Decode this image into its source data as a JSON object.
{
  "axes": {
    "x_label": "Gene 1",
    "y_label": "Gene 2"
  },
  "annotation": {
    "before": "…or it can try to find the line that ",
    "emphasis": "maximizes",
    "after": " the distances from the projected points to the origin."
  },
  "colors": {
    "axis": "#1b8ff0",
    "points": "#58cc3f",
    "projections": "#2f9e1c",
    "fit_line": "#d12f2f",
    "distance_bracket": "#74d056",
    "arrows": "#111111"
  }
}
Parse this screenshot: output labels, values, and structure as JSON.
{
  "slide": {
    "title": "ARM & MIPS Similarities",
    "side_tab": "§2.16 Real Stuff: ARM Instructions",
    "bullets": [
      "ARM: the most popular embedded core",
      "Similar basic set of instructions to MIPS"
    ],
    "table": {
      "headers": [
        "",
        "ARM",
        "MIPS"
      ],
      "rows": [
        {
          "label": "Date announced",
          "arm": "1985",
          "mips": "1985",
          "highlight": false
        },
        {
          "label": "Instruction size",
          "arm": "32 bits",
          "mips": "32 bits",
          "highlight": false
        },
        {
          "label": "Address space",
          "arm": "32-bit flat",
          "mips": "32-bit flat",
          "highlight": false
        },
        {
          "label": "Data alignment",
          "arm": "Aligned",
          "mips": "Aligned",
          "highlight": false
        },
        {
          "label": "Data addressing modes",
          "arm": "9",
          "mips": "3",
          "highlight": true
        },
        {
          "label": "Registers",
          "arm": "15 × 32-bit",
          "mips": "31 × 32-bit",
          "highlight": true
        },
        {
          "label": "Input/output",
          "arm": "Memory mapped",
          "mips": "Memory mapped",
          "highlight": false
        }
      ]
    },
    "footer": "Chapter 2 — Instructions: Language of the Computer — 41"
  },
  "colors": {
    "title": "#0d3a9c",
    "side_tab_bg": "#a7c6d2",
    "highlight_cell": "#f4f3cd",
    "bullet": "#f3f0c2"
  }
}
========
EXERCISE INSTRUCTIONS
Which lines include the word "Memory"? List them all.

ANSWER BELOW
          "arm": "Memory mapped",
          "mips": "Memory mapped",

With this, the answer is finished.